France, Suisse, 2023
Titre original : –
Réalisateur : JR
Scénario : JR
Distributeur : MK2.alt
Genre : Documentaire
Durée : 1h32
Date de sortie : 12 juin 2024

3,5/5

Quand la fiction s’invite en milieu carcéral, c’est souvent pour redresser les torts et procéder à une réhabilitation aussi édifiante que forcée des détenus. Il y a trois ans, Kad Merad avait tenu le rôle passablement problématique du sauveur venu de l’extérieur dans Un triomphe de Emmanuel Courcol. Colman Domingo suivra un parcours de libération intérieure comparable dans Sing Sing de Greg Kwedar, qui sortira dans les salles françaises en janvier prochain. Et le documentaire dans tout cela ? Comment le faire-semblant de l’influence bénéfique de l’art peut-il être traduit dans un genre filmique plus proche de la réalité ? Six ans après Visages villages, alors co-réalisé avec la regrettée Agnès Varda, le photographe JR s’attaque avec brio à ce projet en tous points hors du commun.
* * *
▸ **Consigne**:
Recopiez mot pour mot un passage de la critique du documentaire de JR : commencez aux mots « Quand la fiction » et arrêtez-vous après « hors du commun. ». Appuyez-vous uniquement sur le texte.

▸ **Lignes fournies**:
* * *
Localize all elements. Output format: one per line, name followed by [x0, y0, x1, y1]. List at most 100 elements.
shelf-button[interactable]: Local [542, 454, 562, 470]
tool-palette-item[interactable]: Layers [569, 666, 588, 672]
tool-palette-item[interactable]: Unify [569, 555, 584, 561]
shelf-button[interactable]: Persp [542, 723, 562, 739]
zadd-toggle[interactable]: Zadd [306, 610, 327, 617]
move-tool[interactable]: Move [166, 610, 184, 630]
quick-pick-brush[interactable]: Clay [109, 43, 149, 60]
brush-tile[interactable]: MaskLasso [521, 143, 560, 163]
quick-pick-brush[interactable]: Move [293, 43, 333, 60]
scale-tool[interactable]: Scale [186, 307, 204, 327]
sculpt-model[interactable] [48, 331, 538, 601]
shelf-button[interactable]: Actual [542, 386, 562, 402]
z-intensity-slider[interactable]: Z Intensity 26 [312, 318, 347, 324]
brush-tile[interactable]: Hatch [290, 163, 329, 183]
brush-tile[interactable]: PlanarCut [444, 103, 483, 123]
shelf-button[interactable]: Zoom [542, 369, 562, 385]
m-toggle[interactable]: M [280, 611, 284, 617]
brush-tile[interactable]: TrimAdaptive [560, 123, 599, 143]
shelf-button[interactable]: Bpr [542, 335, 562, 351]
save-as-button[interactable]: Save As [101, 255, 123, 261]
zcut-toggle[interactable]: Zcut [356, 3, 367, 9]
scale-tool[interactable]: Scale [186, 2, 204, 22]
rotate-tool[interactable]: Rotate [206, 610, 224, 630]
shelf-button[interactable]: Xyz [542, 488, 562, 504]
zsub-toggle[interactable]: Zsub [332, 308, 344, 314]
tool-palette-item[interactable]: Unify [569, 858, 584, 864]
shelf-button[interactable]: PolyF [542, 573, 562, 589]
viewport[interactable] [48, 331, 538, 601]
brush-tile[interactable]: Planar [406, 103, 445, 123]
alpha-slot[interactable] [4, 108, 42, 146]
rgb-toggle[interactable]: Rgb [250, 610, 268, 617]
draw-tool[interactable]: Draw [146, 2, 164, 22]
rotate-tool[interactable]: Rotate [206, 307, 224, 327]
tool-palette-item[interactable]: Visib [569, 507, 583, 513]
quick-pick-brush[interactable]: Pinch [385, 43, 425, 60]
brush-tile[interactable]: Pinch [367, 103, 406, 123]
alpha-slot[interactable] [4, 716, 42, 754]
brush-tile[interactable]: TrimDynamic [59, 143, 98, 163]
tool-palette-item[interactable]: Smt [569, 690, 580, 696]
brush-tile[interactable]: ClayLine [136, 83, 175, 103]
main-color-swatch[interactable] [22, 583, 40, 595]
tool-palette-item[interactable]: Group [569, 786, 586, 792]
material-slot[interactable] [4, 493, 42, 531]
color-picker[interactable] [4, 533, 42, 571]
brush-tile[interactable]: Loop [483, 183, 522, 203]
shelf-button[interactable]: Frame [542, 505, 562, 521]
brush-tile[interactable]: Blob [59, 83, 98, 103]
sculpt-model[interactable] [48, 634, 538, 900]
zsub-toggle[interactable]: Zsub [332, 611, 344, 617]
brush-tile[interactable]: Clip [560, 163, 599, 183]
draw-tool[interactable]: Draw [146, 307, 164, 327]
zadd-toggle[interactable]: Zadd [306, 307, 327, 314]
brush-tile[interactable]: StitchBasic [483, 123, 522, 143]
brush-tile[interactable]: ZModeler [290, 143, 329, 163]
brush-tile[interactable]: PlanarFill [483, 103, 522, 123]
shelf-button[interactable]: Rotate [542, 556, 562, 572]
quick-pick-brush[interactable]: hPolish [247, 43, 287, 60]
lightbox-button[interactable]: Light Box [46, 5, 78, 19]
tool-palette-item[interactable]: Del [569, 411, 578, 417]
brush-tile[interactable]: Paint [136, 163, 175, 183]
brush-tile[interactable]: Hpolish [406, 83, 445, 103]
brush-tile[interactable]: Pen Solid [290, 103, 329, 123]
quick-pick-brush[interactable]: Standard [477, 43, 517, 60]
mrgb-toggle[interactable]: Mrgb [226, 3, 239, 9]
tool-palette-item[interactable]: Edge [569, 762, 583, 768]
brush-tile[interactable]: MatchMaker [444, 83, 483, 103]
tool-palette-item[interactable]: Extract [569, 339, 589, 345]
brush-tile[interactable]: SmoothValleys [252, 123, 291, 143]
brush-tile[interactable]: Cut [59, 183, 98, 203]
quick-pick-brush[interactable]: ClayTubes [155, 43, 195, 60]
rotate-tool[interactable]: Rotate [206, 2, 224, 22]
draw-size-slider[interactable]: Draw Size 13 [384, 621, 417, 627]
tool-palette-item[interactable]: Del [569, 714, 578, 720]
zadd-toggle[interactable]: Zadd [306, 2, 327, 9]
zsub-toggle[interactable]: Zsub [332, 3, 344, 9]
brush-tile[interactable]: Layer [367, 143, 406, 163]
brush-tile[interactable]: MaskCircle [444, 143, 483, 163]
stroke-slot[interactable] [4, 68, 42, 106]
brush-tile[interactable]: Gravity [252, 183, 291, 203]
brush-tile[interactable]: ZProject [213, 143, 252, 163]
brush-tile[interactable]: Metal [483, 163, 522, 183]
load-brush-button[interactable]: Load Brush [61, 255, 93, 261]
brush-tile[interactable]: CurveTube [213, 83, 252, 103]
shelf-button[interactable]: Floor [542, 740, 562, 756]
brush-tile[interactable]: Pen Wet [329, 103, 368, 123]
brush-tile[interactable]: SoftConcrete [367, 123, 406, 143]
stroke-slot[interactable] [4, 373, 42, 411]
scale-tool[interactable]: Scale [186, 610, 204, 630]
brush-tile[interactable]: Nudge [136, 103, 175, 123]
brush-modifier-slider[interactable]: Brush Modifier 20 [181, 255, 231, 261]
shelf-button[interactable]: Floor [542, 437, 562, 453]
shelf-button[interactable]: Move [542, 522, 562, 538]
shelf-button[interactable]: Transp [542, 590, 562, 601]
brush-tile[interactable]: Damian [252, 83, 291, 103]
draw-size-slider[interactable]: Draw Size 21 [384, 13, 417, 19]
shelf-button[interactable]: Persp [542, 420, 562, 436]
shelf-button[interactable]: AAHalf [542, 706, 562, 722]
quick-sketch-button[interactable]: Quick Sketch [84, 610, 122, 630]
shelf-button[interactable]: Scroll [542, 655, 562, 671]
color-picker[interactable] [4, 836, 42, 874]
* * *
▸ **Résultat**:
Quand la fiction s’invite en milieu carcéral, c’est souvent pour redresser les torts et procéder à une réhabilitation aussi édifiante que forcée des détenus. Il y a trois ans, Kad Merad avait tenu le rôle passablement problématique du sauveur venu de l’extérieur dans Un triomphe de Emmanuel Courcol. Colman Domingo suivra un parcours de libération intérieure comparable dans Sing Sing de Greg Kwedar, qui sortira dans les salles françaises en janvier prochain. Et le documentaire dans tout cela ? Comment le faire-semblant de l’influence bénéfique de l’art peut-il être traduit dans un genre filmique plus proche de la réalité ? Six ans après Visages villages, alors co-réalisé avec la regrettée Agnès Varda, le photographe JR s’attaque avec brio à ce projet en tous points hors du commun.